> [Directions for this task]: Your task is to give the number of lines in the listing that include "name", and nothing else.

> [Data supplied]:
-- begin --

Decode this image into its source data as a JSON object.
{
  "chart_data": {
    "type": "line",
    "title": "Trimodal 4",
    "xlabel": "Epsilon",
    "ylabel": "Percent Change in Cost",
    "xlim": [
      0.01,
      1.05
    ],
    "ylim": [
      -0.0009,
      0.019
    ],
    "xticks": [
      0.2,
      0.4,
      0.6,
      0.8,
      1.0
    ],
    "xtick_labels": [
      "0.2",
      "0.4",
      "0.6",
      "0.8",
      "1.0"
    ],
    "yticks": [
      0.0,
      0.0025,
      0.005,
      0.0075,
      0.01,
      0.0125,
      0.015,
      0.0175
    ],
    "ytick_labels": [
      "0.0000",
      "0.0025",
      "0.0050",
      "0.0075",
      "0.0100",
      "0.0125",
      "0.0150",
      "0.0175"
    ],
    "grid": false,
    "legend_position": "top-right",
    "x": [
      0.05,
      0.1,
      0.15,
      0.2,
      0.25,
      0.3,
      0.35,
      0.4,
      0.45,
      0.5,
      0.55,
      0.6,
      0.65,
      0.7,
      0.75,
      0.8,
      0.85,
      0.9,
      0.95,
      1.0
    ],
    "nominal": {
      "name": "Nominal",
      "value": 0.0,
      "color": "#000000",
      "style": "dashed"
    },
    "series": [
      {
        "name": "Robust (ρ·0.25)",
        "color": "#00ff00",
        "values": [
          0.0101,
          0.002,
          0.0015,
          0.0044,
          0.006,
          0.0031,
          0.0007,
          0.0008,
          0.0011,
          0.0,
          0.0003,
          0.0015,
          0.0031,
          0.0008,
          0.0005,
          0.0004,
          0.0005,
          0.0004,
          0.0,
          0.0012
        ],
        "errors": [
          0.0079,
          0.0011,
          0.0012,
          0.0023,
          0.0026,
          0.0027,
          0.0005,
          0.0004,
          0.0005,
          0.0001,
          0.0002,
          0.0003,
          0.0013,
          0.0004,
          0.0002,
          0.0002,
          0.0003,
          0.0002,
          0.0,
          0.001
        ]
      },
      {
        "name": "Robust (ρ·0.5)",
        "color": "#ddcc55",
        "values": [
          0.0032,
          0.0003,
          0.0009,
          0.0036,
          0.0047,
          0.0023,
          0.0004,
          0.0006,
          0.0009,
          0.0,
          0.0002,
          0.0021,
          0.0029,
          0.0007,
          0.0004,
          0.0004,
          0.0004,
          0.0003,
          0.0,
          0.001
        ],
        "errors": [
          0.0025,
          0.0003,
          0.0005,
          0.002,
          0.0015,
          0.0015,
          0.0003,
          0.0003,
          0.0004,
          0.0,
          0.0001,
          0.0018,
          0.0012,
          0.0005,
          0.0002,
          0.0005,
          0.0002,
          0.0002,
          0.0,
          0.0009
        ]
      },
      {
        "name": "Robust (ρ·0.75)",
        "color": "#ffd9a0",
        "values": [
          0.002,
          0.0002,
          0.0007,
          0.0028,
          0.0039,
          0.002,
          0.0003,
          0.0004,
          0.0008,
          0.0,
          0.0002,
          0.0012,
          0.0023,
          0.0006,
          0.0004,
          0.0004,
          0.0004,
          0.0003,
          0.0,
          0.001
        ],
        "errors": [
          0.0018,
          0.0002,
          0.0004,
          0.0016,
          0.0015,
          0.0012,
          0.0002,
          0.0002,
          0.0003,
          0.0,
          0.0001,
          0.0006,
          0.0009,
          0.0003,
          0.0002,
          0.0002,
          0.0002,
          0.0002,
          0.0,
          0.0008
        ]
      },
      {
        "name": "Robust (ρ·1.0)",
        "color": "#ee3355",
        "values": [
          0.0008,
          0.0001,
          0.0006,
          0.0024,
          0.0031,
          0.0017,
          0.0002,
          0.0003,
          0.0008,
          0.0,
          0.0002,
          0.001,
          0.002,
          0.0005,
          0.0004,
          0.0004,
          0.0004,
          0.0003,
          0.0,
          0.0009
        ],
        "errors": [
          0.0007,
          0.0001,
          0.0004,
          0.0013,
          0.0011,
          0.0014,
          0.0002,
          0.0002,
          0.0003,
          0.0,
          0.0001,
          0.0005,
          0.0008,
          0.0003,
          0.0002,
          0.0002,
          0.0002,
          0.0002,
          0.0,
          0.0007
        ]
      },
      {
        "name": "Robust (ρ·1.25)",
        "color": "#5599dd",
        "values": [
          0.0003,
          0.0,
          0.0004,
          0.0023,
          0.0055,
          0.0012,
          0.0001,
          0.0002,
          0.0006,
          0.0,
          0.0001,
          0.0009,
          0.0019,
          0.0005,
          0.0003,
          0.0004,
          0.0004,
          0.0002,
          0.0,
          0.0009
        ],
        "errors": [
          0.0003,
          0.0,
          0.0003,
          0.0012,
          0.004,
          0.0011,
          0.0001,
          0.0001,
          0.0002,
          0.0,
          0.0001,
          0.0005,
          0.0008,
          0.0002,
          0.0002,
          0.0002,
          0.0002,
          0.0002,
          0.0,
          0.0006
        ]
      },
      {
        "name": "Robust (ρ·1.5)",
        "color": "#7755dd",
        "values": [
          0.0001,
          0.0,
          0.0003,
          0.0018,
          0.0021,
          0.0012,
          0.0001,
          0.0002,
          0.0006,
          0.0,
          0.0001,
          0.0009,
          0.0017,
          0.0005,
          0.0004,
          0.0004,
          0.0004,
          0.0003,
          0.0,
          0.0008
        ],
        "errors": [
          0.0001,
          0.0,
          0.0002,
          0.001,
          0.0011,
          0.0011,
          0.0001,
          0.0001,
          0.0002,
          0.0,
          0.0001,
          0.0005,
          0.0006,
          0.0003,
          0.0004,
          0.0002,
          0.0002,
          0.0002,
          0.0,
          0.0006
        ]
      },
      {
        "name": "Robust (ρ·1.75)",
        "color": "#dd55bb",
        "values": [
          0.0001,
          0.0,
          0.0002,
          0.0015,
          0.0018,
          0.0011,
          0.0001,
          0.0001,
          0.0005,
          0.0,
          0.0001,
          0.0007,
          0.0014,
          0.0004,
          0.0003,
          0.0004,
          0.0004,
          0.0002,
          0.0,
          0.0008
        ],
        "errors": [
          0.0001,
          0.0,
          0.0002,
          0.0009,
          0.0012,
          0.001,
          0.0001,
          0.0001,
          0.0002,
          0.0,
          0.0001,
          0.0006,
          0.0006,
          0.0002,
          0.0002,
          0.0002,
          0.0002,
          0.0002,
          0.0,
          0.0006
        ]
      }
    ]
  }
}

-- end --

> [The answer]: 8